▸ Directions for this task:
Give only the number of lines in the data that include the string "before".

▸ Input data:
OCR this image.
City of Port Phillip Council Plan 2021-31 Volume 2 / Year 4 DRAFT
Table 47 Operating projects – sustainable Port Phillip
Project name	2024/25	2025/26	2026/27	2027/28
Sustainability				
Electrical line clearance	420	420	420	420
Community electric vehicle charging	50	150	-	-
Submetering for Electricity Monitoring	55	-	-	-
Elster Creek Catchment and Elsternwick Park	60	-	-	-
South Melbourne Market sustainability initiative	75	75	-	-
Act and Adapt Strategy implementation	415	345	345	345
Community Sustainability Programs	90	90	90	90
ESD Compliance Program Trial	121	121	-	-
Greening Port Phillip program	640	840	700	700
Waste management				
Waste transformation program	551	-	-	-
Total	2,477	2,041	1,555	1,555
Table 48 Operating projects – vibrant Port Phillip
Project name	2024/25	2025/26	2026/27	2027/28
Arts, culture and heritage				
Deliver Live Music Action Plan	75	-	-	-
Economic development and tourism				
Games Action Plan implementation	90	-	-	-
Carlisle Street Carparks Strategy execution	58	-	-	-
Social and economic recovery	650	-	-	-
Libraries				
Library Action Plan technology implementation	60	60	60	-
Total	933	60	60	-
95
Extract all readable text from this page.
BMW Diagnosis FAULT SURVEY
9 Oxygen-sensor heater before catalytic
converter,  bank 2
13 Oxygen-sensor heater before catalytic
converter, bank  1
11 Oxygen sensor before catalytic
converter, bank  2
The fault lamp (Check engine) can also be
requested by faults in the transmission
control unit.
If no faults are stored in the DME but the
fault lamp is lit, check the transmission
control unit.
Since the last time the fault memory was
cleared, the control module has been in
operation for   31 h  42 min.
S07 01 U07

▸ Solution to this exercise:
3